>> START Data for processing

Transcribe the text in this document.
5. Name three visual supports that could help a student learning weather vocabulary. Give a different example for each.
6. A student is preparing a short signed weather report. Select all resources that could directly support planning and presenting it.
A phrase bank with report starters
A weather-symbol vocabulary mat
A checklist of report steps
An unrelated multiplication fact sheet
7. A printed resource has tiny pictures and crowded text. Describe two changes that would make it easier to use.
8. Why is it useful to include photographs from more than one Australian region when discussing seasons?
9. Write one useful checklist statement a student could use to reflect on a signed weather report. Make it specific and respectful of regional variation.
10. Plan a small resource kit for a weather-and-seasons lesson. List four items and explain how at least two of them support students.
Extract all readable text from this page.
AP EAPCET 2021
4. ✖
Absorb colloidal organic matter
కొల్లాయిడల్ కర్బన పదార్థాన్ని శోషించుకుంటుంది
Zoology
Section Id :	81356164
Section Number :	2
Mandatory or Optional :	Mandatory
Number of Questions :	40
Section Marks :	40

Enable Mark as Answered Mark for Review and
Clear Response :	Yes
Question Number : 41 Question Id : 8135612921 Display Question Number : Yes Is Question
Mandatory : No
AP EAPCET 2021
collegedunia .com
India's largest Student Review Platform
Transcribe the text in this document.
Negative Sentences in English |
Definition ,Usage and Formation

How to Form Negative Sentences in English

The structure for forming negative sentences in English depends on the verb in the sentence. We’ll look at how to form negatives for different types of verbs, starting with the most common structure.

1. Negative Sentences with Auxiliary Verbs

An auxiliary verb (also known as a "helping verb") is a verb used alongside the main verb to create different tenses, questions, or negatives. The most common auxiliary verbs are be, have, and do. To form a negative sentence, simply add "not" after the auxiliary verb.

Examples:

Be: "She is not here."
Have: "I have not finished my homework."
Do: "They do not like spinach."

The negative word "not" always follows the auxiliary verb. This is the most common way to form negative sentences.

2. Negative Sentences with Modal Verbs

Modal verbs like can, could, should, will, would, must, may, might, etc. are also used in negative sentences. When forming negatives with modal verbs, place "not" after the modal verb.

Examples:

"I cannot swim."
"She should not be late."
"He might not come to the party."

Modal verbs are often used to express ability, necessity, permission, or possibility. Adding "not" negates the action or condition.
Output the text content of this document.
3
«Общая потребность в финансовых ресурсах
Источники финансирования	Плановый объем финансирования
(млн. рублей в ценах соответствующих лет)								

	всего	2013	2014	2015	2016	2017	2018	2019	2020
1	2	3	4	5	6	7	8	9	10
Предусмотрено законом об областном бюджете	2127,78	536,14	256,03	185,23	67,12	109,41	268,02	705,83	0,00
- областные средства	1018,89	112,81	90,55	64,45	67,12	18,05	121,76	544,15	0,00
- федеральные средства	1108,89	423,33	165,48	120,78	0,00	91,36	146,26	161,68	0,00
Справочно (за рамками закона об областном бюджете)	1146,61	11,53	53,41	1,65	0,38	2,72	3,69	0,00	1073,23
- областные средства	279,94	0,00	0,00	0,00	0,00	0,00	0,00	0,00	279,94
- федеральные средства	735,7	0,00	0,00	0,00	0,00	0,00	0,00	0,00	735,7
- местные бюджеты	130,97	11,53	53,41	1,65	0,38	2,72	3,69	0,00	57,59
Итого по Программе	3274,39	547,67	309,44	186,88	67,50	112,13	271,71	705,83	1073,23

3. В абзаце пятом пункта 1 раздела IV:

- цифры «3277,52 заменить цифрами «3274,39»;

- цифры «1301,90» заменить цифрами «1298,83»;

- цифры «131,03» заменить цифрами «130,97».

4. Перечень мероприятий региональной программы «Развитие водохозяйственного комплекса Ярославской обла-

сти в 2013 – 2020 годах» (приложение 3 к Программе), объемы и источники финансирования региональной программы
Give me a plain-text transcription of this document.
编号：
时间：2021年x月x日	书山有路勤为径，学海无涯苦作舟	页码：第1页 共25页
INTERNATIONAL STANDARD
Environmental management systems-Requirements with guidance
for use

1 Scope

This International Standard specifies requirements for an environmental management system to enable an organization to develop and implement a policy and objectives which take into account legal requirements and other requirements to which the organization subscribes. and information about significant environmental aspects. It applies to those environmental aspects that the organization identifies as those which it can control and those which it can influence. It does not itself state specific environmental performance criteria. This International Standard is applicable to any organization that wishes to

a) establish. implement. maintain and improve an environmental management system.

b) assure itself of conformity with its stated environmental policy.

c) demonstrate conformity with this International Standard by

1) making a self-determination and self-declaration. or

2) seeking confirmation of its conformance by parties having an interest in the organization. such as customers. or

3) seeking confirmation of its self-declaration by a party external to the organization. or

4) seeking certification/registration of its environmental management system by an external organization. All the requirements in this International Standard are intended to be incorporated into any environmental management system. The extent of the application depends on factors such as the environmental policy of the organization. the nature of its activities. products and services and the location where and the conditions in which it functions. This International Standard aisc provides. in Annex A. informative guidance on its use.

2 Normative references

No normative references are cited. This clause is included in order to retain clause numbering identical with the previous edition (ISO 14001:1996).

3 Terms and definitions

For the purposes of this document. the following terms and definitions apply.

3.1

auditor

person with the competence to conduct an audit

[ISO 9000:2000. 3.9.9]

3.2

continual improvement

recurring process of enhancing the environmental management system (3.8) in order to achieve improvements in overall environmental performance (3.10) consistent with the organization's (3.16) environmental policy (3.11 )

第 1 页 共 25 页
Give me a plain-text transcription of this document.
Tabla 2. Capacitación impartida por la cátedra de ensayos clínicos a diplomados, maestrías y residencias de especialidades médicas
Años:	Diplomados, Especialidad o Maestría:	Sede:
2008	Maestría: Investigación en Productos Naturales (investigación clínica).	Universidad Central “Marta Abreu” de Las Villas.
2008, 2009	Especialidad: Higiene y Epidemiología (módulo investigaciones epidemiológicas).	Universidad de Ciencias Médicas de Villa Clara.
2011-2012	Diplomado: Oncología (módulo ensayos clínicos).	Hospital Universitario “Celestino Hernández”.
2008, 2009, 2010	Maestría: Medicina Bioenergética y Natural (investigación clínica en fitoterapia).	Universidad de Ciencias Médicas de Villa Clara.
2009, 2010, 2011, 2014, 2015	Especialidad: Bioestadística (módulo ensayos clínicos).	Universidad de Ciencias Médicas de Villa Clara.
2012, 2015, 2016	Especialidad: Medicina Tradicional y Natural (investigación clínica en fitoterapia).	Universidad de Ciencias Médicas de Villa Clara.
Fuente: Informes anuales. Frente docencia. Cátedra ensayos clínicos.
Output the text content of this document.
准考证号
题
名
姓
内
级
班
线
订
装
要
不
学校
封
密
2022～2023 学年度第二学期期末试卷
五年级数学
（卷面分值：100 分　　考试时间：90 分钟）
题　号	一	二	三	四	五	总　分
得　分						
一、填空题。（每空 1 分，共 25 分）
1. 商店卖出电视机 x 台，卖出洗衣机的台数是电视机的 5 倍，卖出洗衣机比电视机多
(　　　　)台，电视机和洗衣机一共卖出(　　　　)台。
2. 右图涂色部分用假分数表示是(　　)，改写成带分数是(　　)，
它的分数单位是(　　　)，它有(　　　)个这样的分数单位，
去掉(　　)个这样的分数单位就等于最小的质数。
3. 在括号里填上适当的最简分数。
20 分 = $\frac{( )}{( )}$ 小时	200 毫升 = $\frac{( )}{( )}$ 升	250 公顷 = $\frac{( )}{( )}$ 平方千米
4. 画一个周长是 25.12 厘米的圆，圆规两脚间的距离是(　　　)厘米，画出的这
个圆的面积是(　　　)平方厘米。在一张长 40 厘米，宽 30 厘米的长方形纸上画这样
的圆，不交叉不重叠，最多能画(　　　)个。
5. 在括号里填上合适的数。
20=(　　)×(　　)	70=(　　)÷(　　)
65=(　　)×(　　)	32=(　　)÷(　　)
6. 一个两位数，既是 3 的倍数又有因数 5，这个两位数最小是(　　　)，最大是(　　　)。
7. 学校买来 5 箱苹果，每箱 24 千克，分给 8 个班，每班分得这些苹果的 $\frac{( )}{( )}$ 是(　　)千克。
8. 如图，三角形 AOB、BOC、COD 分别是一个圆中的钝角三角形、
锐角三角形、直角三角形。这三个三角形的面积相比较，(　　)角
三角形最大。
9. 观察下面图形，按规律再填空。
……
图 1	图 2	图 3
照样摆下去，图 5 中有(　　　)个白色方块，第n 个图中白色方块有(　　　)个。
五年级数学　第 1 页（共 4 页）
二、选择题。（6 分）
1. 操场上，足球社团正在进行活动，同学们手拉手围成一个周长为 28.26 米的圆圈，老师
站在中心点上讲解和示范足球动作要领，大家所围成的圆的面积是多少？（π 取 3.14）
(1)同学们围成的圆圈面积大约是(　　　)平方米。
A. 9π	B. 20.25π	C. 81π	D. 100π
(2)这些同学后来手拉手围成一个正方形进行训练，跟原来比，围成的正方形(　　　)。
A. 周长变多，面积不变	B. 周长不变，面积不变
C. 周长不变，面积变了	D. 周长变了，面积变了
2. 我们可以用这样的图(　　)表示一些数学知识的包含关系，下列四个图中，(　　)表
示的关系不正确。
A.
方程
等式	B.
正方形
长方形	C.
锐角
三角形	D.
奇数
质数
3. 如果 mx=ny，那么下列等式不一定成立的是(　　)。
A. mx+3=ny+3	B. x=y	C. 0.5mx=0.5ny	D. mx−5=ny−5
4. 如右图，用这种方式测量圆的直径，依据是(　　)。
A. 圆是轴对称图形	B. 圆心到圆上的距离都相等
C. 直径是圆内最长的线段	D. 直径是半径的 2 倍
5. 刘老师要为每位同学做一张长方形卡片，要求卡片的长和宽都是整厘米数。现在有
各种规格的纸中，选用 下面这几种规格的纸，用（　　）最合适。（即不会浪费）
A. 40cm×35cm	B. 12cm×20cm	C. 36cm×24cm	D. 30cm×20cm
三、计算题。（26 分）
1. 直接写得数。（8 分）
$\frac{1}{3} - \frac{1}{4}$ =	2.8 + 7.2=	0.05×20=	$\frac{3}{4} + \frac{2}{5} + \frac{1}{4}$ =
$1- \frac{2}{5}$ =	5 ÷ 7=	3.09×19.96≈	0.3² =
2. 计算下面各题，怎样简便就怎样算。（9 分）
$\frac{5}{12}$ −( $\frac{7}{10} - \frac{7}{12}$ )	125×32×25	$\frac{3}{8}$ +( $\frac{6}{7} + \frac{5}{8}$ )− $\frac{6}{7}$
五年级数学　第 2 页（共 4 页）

>> END Data for processing

Set problem — Find the lines above that contain the word "областные" and collect them.

Answer below —
- областные средства	1018,89	112,81	90,55	64,45	67,12	18,05	121,76	544,15	0,00
- областные средства	279,94	0,00	0,00	0,00	0,00	0,00	0,00	0,00	279,94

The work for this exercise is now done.